WHAT YOU SHOULD DO:
Below is a block of data; give all of it again word for word.

RECORDS TO USE:
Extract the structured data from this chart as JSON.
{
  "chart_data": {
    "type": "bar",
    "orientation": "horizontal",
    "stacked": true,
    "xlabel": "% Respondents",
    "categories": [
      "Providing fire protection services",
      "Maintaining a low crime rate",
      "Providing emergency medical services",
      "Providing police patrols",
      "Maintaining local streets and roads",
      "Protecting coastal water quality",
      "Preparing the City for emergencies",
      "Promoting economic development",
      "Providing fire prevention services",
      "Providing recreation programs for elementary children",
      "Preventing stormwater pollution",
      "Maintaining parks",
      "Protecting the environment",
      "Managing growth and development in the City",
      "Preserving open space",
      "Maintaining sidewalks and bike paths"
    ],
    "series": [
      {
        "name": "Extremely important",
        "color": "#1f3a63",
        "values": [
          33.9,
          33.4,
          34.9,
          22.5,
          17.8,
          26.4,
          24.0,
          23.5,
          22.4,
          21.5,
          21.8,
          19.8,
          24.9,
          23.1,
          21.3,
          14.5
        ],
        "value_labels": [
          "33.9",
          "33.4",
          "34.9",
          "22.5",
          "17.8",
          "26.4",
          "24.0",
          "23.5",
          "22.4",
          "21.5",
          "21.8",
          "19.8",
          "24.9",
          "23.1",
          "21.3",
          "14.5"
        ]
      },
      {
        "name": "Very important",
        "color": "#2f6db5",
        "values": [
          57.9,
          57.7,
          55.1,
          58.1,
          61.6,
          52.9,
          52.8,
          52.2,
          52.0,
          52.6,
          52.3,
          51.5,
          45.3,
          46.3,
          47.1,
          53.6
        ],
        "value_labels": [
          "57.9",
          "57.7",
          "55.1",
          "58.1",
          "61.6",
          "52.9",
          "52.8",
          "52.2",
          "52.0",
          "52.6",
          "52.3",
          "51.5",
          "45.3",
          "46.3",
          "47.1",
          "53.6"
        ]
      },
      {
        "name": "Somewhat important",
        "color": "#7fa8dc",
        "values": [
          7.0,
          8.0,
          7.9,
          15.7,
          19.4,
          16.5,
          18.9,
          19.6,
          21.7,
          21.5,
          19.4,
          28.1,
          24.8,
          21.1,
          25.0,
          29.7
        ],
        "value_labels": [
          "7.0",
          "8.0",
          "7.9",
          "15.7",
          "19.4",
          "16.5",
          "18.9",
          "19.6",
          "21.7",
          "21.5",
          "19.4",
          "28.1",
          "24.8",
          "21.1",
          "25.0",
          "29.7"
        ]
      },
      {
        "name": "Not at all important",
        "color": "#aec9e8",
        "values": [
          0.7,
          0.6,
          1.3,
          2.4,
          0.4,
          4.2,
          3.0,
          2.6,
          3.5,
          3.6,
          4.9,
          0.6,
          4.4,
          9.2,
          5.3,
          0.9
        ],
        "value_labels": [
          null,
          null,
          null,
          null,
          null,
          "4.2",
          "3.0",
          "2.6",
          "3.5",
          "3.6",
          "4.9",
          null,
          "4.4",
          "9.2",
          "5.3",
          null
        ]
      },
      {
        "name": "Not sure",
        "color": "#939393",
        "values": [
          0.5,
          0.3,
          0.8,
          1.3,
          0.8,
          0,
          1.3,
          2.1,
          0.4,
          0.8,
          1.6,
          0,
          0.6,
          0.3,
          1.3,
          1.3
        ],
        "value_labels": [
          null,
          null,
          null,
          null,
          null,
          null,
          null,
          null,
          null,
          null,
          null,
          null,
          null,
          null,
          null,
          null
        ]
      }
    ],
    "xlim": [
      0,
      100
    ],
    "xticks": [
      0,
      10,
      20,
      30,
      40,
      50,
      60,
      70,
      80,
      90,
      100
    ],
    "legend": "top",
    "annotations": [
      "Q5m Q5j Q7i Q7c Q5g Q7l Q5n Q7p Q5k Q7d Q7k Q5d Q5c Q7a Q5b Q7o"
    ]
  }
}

IN RESPONSE:
Extract the structured data from this chart as JSON.
{
  "chart_data": {
    "type": "bar",
    "orientation": "horizontal",
    "stacked": true,
    "xlabel": "% Respondents",
    "categories": [
      "Providing fire protection services",
      "Maintaining a low crime rate",
      "Providing emergency medical services",
      "Providing police patrols",
      "Maintaining local streets and roads",
      "Protecting coastal water quality",
      "Preparing the City for emergencies",
      "Promoting economic development",
      "Providing fire prevention services",
      "Providing recreation programs for elementary children",
      "Preventing stormwater pollution",
      "Maintaining parks",
      "Protecting the environment",
      "Managing growth and development in the City",
      "Preserving open space",
      "Maintaining sidewalks and bike paths"
    ],
    "series": [
      {
        "name": "Extremely important",
        "color": "#1f3a63",
        "values": [
          33.9,
          33.4,
          34.9,
          22.5,
          17.8,
          26.4,
          24.0,
          23.5,
          22.4,
          21.5,
          21.8,
          19.8,
          24.9,
          23.1,
          21.3,
          14.5
        ],
        "value_labels": [
          "33.9",
          "33.4",
          "34.9",
          "22.5",
          "17.8",
          "26.4",
          "24.0",
          "23.5",
          "22.4",
          "21.5",
          "21.8",
          "19.8",
          "24.9",
          "23.1",
          "21.3",
          "14.5"
        ]
      },
      {
        "name": "Very important",
        "color": "#2f6db5",
        "values": [
          57.9,
          57.7,
          55.1,
          58.1,
          61.6,
          52.9,
          52.8,
          52.2,
          52.0,
          52.6,
          52.3,
          51.5,
          45.3,
          46.3,
          47.1,
          53.6
        ],
        "value_labels": [
          "57.9",
          "57.7",
          "55.1",
          "58.1",
          "61.6",
          "52.9",
          "52.8",
          "52.2",
          "52.0",
          "52.6",
          "52.3",
          "51.5",
          "45.3",
          "46.3",
          "47.1",
          "53.6"
        ]
      },
      {
        "name": "Somewhat important",
        "color": "#7fa8dc",
        "values": [
          7.0,
          8.0,
          7.9,
          15.7,
          19.4,
          16.5,
          18.9,
          19.6,
          21.7,
          21.5,
          19.4,
          28.1,
          24.8,
          21.1,
          25.0,
          29.7
        ],
        "value_labels": [
          "7.0",
          "8.0",
          "7.9",
          "15.7",
          "19.4",
          "16.5",
          "18.9",
          "19.6",
          "21.7",
          "21.5",
          "19.4",
          "28.1",
          "24.8",
          "21.1",
          "25.0",
          "29.7"
        ]
      },
      {
        "name": "Not at all important",
        "color": "#aec9e8",
        "values": [
          0.7,
          0.6,
          1.3,
          2.4,
          0.4,
          4.2,
          3.0,
          2.6,
          3.5,
          3.6,
          4.9,
          0.6,
          4.4,
          9.2,
          5.3,
          0.9
        ],
        "value_labels": [
          null,
          null,
          null,
          null,
          null,
          "4.2",
          "3.0",
          "2.6",
          "3.5",
          "3.6",
          "4.9",
          null,
          "4.4",
          "9.2",
          "5.3",
          null
        ]
      },
      {
        "name": "Not sure",
        "color": "#939393",
        "values": [
          0.5,
          0.3,
          0.8,
          1.3,
          0.8,
          0,
          1.3,
          2.1,
          0.4,
          0.8,
          1.6,
          0,
          0.6,
          0.3,
          1.3,
          1.3
        ],
        "value_labels": [
          null,
          null,
          null,
          null,
          null,
          null,
          null,
          null,
          null,
          null,
          null,
          null,
          null,
          null,
          null,
          null
        ]
      }
    ],
    "xlim": [
      0,
      100
    ],
    "xticks": [
      0,
      10,
      20,
      30,
      40,
      50,
      60,
      70,
      80,
      90,
      100
    ],
    "legend": "top",
    "annotations": [
      "Q5m Q5j Q7i Q7c Q5g Q7l Q5n Q7p Q5k Q7d Q7k Q5d Q5c Q7a Q5b Q7o"
    ]
  }
}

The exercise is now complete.